Retype each record shown below, leaving every character as it is.

── RECORDS SUPPLIED ──

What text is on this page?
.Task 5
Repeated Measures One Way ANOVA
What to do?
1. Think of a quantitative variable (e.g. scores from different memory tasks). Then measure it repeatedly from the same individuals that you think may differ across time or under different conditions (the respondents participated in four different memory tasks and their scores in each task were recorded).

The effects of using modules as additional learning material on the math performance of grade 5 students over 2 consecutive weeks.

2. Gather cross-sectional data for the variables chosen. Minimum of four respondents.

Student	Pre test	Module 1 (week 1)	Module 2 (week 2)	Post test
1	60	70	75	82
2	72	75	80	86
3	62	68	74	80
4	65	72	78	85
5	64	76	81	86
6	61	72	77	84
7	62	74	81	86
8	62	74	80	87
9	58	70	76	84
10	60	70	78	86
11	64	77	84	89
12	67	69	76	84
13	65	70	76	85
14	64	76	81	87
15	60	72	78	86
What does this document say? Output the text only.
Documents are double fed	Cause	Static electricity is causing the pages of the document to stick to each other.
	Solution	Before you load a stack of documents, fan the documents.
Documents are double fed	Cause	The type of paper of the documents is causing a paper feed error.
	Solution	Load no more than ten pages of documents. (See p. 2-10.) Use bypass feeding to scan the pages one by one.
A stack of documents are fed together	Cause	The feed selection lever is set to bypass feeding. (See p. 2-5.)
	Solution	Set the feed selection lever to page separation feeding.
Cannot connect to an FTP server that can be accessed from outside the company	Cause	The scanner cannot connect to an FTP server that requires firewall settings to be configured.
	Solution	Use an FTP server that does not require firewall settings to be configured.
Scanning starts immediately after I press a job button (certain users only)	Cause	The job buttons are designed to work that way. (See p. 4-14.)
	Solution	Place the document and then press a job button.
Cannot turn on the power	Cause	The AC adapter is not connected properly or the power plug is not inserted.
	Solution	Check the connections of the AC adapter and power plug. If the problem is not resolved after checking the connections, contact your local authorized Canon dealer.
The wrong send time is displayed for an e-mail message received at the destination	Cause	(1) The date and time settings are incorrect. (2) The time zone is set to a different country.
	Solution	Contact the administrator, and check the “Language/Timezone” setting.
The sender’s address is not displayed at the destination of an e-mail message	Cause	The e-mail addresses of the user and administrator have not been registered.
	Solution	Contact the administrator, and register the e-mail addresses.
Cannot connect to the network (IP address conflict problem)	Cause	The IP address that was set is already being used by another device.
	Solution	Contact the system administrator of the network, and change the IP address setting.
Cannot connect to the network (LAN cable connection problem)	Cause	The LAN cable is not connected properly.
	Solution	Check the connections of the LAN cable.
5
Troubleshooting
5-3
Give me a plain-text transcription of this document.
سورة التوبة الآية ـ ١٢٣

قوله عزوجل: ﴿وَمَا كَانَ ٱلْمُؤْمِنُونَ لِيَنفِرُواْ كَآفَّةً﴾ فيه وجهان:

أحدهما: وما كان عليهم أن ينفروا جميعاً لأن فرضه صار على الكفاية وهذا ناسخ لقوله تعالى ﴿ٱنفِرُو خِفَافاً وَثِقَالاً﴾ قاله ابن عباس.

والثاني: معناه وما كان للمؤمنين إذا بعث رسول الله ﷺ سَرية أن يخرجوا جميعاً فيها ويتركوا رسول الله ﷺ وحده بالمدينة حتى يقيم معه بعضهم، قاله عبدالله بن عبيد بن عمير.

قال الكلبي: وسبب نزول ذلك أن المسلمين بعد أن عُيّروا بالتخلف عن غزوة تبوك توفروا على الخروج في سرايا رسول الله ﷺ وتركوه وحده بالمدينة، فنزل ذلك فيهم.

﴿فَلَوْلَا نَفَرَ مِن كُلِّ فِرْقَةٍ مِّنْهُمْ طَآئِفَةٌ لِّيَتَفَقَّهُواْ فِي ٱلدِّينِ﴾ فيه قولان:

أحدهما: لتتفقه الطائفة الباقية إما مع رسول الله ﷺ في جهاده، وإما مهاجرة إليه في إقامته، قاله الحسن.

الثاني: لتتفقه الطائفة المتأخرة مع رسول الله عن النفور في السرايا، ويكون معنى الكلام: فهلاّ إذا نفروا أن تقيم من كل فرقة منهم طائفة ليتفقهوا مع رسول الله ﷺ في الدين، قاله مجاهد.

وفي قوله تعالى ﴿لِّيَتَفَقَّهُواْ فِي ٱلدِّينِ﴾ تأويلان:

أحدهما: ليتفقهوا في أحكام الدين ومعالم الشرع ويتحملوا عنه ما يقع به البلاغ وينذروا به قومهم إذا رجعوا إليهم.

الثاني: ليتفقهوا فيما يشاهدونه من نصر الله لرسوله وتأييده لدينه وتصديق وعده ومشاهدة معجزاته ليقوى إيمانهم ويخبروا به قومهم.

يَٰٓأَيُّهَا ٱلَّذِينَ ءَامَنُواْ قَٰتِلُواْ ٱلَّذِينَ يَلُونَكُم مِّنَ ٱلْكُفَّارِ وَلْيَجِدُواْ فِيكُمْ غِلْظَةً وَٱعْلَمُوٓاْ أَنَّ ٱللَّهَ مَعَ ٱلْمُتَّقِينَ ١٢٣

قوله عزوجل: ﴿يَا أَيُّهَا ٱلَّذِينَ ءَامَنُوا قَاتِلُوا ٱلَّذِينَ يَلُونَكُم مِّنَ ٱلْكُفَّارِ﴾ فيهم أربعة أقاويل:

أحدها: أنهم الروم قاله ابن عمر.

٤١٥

───

WRITTEN SOLUTION:
What text is on this page?
.Task 5
Repeated Measures One Way ANOVA
What to do?
1. Think of a quantitative variable (e.g. scores from different memory tasks). Then measure it repeatedly from the same individuals that you think may differ across time or under different conditions (the respondents participated in four different memory tasks and their scores in each task were recorded).

The effects of using modules as additional learning material on the math performance of grade 5 students over 2 consecutive weeks.

2. Gather cross-sectional data for the variables chosen. Minimum of four respondents.

Student	Pre test	Module 1 (week 1)	Module 2 (week 2)	Post test
1	60	70	75	82
2	72	75	80	86
3	62	68	74	80
4	65	72	78	85
5	64	76	81	86
6	61	72	77	84
7	62	74	81	86
8	62	74	80	87
9	58	70	76	84
10	60	70	78	86
11	64	77	84	89
12	67	69	76	84
13	65	70	76	85
14	64	76	81	87
15	60	72	78	86
What does this document say? Output the text only.
Documents are double fed	Cause	Static electricity is causing the pages of the document to stick to each other.
	Solution	Before you load a stack of documents, fan the documents.
Documents are double fed	Cause	The type of paper of the documents is causing a paper feed error.
	Solution	Load no more than ten pages of documents. (See p. 2-10.) Use bypass feeding to scan the pages one by one.
A stack of documents are fed together	Cause	The feed selection lever is set to bypass feeding. (See p. 2-5.)
	Solution	Set the feed selection lever to page separation feeding.
Cannot connect to an FTP server that can be accessed from outside the company	Cause	The scanner cannot connect to an FTP server that requires firewall settings to be configured.
	Solution	Use an FTP server that does not require firewall settings to be configured.
Scanning starts immediately after I press a job button (certain users only)	Cause	The job buttons are designed to work that way. (See p. 4-14.)
	Solution	Place the document and then press a job button.
Cannot turn on the power	Cause	The AC adapter is not connected properly or the power plug is not inserted.
	Solution	Check the connections of the AC adapter and power plug. If the problem is not resolved after checking the connections, contact your local authorized Canon dealer.
The wrong send time is displayed for an e-mail message received at the destination	Cause	(1) The date and time settings are incorrect. (2) The time zone is set to a different country.
	Solution	Contact the administrator, and check the “Language/Timezone” setting.
The sender’s address is not displayed at the destination of an e-mail message	Cause	The e-mail addresses of the user and administrator have not been registered.
	Solution	Contact the administrator, and register the e-mail addresses.
Cannot connect to the network (IP address conflict problem)	Cause	The IP address that was set is already being used by another device.
	Solution	Contact the system administrator of the network, and change the IP address setting.
Cannot connect to the network (LAN cable connection problem)	Cause	The LAN cable is not connected properly.
	Solution	Check the connections of the LAN cable.
5
Troubleshooting
5-3
Give me a plain-text transcription of this document.
سورة التوبة الآية ـ ١٢٣

قوله عزوجل: ﴿وَمَا كَانَ ٱلْمُؤْمِنُونَ لِيَنفِرُواْ كَآفَّةً﴾ فيه وجهان:

أحدهما: وما كان عليهم أن ينفروا جميعاً لأن فرضه صار على الكفاية وهذا ناسخ لقوله تعالى ﴿ٱنفِرُو خِفَافاً وَثِقَالاً﴾ قاله ابن عباس.

والثاني: معناه وما كان للمؤمنين إذا بعث رسول الله ﷺ سَرية أن يخرجوا جميعاً فيها ويتركوا رسول الله ﷺ وحده بالمدينة حتى يقيم معه بعضهم، قاله عبدالله بن عبيد بن عمير.

قال الكلبي: وسبب نزول ذلك أن المسلمين بعد أن عُيّروا بالتخلف عن غزوة تبوك توفروا على الخروج في سرايا رسول الله ﷺ وتركوه وحده بالمدينة، فنزل ذلك فيهم.

﴿فَلَوْلَا نَفَرَ مِن كُلِّ فِرْقَةٍ مِّنْهُمْ طَآئِفَةٌ لِّيَتَفَقَّهُواْ فِي ٱلدِّينِ﴾ فيه قولان:

أحدهما: لتتفقه الطائفة الباقية إما مع رسول الله ﷺ في جهاده، وإما مهاجرة إليه في إقامته، قاله الحسن.

الثاني: لتتفقه الطائفة المتأخرة مع رسول الله عن النفور في السرايا، ويكون معنى الكلام: فهلاّ إذا نفروا أن تقيم من كل فرقة منهم طائفة ليتفقهوا مع رسول الله ﷺ في الدين، قاله مجاهد.

وفي قوله تعالى ﴿لِّيَتَفَقَّهُواْ فِي ٱلدِّينِ﴾ تأويلان:

أحدهما: ليتفقهوا في أحكام الدين ومعالم الشرع ويتحملوا عنه ما يقع به البلاغ وينذروا به قومهم إذا رجعوا إليهم.

الثاني: ليتفقهوا فيما يشاهدونه من نصر الله لرسوله وتأييده لدينه وتصديق وعده ومشاهدة معجزاته ليقوى إيمانهم ويخبروا به قومهم.

يَٰٓأَيُّهَا ٱلَّذِينَ ءَامَنُواْ قَٰتِلُواْ ٱلَّذِينَ يَلُونَكُم مِّنَ ٱلْكُفَّارِ وَلْيَجِدُواْ فِيكُمْ غِلْظَةً وَٱعْلَمُوٓاْ أَنَّ ٱللَّهَ مَعَ ٱلْمُتَّقِينَ ١٢٣

قوله عزوجل: ﴿يَا أَيُّهَا ٱلَّذِينَ ءَامَنُوا قَاتِلُوا ٱلَّذِينَ يَلُونَكُم مِّنَ ٱلْكُفَّارِ﴾ فيهم أربعة أقاويل:

أحدها: أنهم الروم قاله ابن عمر.

٤١٥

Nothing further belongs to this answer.